## Exercise aim
Copy each line exactly.

## The data

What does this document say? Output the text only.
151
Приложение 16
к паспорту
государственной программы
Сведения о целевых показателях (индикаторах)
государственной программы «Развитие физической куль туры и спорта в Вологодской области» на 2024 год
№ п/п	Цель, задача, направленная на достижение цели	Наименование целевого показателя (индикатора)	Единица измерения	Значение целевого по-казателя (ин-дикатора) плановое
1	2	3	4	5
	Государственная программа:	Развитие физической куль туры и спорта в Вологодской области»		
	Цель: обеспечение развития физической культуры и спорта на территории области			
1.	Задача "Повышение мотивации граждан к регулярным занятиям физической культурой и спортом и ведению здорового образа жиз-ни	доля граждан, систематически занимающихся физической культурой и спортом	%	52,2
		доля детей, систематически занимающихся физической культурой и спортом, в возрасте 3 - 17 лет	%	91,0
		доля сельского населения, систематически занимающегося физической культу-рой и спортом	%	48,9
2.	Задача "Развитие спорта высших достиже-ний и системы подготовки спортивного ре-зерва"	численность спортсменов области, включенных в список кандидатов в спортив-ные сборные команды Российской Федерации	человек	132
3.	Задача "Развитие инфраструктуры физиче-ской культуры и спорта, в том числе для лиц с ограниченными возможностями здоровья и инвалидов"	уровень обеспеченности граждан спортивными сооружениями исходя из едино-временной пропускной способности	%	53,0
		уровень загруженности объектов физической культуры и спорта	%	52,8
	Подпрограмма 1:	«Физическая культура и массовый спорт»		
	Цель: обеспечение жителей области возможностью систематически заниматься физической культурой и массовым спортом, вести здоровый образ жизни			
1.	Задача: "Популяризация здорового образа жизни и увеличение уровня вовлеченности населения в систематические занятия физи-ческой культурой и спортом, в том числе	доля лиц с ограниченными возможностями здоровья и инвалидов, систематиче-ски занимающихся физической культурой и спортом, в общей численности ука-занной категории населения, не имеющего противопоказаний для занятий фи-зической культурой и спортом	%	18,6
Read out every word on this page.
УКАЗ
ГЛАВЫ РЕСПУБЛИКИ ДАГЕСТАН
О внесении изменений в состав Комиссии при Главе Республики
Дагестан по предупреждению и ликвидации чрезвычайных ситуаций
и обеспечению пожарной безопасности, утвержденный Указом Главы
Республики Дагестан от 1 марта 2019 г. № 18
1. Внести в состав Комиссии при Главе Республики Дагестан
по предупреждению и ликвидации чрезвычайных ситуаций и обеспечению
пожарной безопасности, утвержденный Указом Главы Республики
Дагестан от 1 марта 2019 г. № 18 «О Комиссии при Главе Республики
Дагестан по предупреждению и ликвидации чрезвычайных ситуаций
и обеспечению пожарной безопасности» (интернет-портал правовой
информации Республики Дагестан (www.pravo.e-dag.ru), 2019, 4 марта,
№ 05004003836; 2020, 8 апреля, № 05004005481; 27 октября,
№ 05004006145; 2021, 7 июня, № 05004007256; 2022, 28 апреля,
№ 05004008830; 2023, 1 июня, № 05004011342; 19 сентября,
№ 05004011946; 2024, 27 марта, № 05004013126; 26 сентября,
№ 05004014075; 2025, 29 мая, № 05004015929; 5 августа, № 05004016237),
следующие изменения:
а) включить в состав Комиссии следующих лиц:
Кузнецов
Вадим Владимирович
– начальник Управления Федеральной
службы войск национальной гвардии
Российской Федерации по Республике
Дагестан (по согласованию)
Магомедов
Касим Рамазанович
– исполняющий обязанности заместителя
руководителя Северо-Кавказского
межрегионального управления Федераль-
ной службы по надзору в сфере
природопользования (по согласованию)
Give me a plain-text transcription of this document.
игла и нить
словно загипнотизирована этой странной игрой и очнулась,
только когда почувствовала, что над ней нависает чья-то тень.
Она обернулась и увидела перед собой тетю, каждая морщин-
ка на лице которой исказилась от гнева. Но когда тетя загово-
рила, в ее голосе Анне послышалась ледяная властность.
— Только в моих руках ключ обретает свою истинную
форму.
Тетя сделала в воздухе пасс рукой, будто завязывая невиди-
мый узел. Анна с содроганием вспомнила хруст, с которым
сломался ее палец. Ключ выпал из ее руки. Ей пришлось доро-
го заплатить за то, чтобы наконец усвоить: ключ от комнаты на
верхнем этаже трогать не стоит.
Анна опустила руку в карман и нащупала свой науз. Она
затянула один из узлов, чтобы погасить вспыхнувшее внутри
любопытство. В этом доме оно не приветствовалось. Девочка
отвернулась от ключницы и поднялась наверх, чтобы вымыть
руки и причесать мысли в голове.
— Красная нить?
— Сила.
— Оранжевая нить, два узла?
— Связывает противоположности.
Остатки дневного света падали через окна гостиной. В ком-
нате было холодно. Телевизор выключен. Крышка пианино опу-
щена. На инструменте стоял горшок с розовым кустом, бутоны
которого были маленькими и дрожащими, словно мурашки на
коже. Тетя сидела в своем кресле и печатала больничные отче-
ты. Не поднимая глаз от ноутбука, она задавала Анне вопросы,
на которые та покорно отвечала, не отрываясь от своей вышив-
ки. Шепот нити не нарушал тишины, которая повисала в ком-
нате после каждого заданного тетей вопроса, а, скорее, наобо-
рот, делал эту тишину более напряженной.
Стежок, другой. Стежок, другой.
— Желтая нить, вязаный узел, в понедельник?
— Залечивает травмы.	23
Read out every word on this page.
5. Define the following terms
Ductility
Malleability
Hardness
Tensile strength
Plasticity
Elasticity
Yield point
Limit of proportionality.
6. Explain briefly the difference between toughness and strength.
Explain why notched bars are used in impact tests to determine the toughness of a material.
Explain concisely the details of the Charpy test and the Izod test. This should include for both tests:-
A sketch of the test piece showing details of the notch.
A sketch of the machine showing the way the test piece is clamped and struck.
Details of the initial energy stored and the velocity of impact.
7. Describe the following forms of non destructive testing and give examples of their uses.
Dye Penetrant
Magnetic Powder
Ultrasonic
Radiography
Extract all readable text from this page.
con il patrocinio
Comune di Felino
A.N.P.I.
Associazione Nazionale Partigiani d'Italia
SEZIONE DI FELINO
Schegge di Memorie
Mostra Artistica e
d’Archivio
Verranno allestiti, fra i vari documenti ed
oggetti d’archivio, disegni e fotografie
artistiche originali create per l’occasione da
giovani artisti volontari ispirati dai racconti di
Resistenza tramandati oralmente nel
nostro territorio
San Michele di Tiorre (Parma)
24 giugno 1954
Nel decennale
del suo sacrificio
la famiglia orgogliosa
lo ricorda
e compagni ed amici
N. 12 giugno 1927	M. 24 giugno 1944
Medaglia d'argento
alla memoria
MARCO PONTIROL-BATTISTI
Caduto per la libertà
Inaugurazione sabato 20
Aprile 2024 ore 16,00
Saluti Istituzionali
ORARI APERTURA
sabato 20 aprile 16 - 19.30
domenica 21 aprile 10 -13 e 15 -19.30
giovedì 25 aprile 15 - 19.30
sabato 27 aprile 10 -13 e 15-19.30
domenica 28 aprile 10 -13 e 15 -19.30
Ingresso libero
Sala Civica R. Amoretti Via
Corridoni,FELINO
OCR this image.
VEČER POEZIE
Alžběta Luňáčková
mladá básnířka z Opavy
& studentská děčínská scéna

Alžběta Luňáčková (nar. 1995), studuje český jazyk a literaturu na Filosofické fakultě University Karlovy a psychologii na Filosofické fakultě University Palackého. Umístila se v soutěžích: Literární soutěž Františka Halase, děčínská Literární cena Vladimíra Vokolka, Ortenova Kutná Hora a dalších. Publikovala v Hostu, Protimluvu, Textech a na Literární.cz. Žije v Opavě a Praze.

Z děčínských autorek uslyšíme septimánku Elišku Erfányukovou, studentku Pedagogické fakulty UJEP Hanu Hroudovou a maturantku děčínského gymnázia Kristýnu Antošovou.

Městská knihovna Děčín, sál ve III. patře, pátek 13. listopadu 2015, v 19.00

## Response to this task
What does this document say? Output the text only.
151
Приложение 16
к паспорту
государственной программы
Сведения о целевых показателях (индикаторах)
государственной программы «Развитие физической куль туры и спорта в Вологодской области» на 2024 год
№ п/п	Цель, задача, направленная на достижение цели	Наименование целевого показателя (индикатора)	Единица измерения	Значение целевого по-казателя (ин-дикатора) плановое
1	2	3	4	5
	Государственная программа:	Развитие физической куль туры и спорта в Вологодской области»		
	Цель: обеспечение развития физической культуры и спорта на территории области			
1.	Задача "Повышение мотивации граждан к регулярным занятиям физической культурой и спортом и ведению здорового образа жиз-ни	доля граждан, систематически занимающихся физической культурой и спортом	%	52,2
		доля детей, систематически занимающихся физической культурой и спортом, в возрасте 3 - 17 лет	%	91,0
		доля сельского населения, систематически занимающегося физической культу-рой и спортом	%	48,9
2.	Задача "Развитие спорта высших достиже-ний и системы подготовки спортивного ре-зерва"	численность спортсменов области, включенных в список кандидатов в спортив-ные сборные команды Российской Федерации	человек	132
3.	Задача "Развитие инфраструктуры физиче-ской культуры и спорта, в том числе для лиц с ограниченными возможностями здоровья и инвалидов"	уровень обеспеченности граждан спортивными сооружениями исходя из едино-временной пропускной способности	%	53,0
		уровень загруженности объектов физической культуры и спорта	%	52,8
	Подпрограмма 1:	«Физическая культура и массовый спорт»		
	Цель: обеспечение жителей области возможностью систематически заниматься физической культурой и массовым спортом, вести здоровый образ жизни			
1.	Задача: "Популяризация здорового образа жизни и увеличение уровня вовлеченности населения в систематические занятия физи-ческой культурой и спортом, в том числе	доля лиц с ограниченными возможностями здоровья и инвалидов, систематиче-ски занимающихся физической культурой и спортом, в общей численности ука-занной категории населения, не имеющего противопоказаний для занятий фи-зической культурой и спортом	%	18,6
Read out every word on this page.
УКАЗ
ГЛАВЫ РЕСПУБЛИКИ ДАГЕСТАН
О внесении изменений в состав Комиссии при Главе Республики
Дагестан по предупреждению и ликвидации чрезвычайных ситуаций
и обеспечению пожарной безопасности, утвержденный Указом Главы
Республики Дагестан от 1 марта 2019 г. № 18
1. Внести в состав Комиссии при Главе Республики Дагестан
по предупреждению и ликвидации чрезвычайных ситуаций и обеспечению
пожарной безопасности, утвержденный Указом Главы Республики
Дагестан от 1 марта 2019 г. № 18 «О Комиссии при Главе Республики
Дагестан по предупреждению и ликвидации чрезвычайных ситуаций
и обеспечению пожарной безопасности» (интернет-портал правовой
информации Республики Дагестан (www.pravo.e-dag.ru), 2019, 4 марта,
№ 05004003836; 2020, 8 апреля, № 05004005481; 27 октября,
№ 05004006145; 2021, 7 июня, № 05004007256; 2022, 28 апреля,
№ 05004008830; 2023, 1 июня, № 05004011342; 19 сентября,
№ 05004011946; 2024, 27 марта, № 05004013126; 26 сентября,
№ 05004014075; 2025, 29 мая, № 05004015929; 5 августа, № 05004016237),
следующие изменения:
а) включить в состав Комиссии следующих лиц:
Кузнецов
Вадим Владимирович
– начальник Управления Федеральной
службы войск национальной гвардии
Российской Федерации по Республике
Дагестан (по согласованию)
Магомедов
Касим Рамазанович
– исполняющий обязанности заместителя
руководителя Северо-Кавказского
межрегионального управления Федераль-
ной службы по надзору в сфере
природопользования (по согласованию)
Give me a plain-text transcription of this document.
игла и нить
словно загипнотизирована этой странной игрой и очнулась,
только когда почувствовала, что над ней нависает чья-то тень.
Она обернулась и увидела перед собой тетю, каждая морщин-
ка на лице которой исказилась от гнева. Но когда тетя загово-
рила, в ее голосе Анне послышалась ледяная властность.
— Только в моих руках ключ обретает свою истинную
форму.
Тетя сделала в воздухе пасс рукой, будто завязывая невиди-
мый узел. Анна с содроганием вспомнила хруст, с которым
сломался ее палец. Ключ выпал из ее руки. Ей пришлось доро-
го заплатить за то, чтобы наконец усвоить: ключ от комнаты на
верхнем этаже трогать не стоит.
Анна опустила руку в карман и нащупала свой науз. Она
затянула один из узлов, чтобы погасить вспыхнувшее внутри
любопытство. В этом доме оно не приветствовалось. Девочка
отвернулась от ключницы и поднялась наверх, чтобы вымыть
руки и причесать мысли в голове.
— Красная нить?
— Сила.
— Оранжевая нить, два узла?
— Связывает противоположности.
Остатки дневного света падали через окна гостиной. В ком-
нате было холодно. Телевизор выключен. Крышка пианино опу-
щена. На инструменте стоял горшок с розовым кустом, бутоны
которого были маленькими и дрожащими, словно мурашки на
коже. Тетя сидела в своем кресле и печатала больничные отче-
ты. Не поднимая глаз от ноутбука, она задавала Анне вопросы,
на которые та покорно отвечала, не отрываясь от своей вышив-
ки. Шепот нити не нарушал тишины, которая повисала в ком-
нате после каждого заданного тетей вопроса, а, скорее, наобо-
рот, делал эту тишину более напряженной.
Стежок, другой. Стежок, другой.
— Желтая нить, вязаный узел, в понедельник?
— Залечивает травмы.	23
Read out every word on this page.
5. Define the following terms
Ductility
Malleability
Hardness
Tensile strength
Plasticity
Elasticity
Yield point
Limit of proportionality.
6. Explain briefly the difference between toughness and strength.
Explain why notched bars are used in impact tests to determine the toughness of a material.
Explain concisely the details of the Charpy test and the Izod test. This should include for both tests:-
A sketch of the test piece showing details of the notch.
A sketch of the machine showing the way the test piece is clamped and struck.
Details of the initial energy stored and the velocity of impact.
7. Describe the following forms of non destructive testing and give examples of their uses.
Dye Penetrant
Magnetic Powder
Ultrasonic
Radiography
Extract all readable text from this page.
con il patrocinio
Comune di Felino
A.N.P.I.
Associazione Nazionale Partigiani d'Italia
SEZIONE DI FELINO
Schegge di Memorie
Mostra Artistica e
d’Archivio
Verranno allestiti, fra i vari documenti ed
oggetti d’archivio, disegni e fotografie
artistiche originali create per l’occasione da
giovani artisti volontari ispirati dai racconti di
Resistenza tramandati oralmente nel
nostro territorio
San Michele di Tiorre (Parma)
24 giugno 1954
Nel decennale
del suo sacrificio
la famiglia orgogliosa
lo ricorda
e compagni ed amici
N. 12 giugno 1927	M. 24 giugno 1944
Medaglia d'argento
alla memoria
MARCO PONTIROL-BATTISTI
Caduto per la libertà
Inaugurazione sabato 20
Aprile 2024 ore 16,00
Saluti Istituzionali
ORARI APERTURA
sabato 20 aprile 16 - 19.30
domenica 21 aprile 10 -13 e 15 -19.30
giovedì 25 aprile 15 - 19.30
sabato 27 aprile 10 -13 e 15-19.30
domenica 28 aprile 10 -13 e 15 -19.30
Ingresso libero
Sala Civica R. Amoretti Via
Corridoni,FELINO
OCR this image.
VEČER POEZIE
Alžběta Luňáčková
mladá básnířka z Opavy
& studentská děčínská scéna

Alžběta Luňáčková (nar. 1995), studuje český jazyk a literaturu na Filosofické fakultě University Karlovy a psychologii na Filosofické fakultě University Palackého. Umístila se v soutěžích: Literární soutěž Františka Halase, děčínská Literární cena Vladimíra Vokolka, Ortenova Kutná Hora a dalších. Publikovala v Hostu, Protimluvu, Textech a na Literární.cz. Žije v Opavě a Praze.

Z děčínských autorek uslyšíme septimánku Elišku Erfányukovou, studentku Pedagogické fakulty UJEP Hanu Hroudovou a maturantku děčínského gymnázia Kristýnu Antošovou.

Městská knihovna Děčín, sál ve III. patře, pátek 13. listopadu 2015, v 19.00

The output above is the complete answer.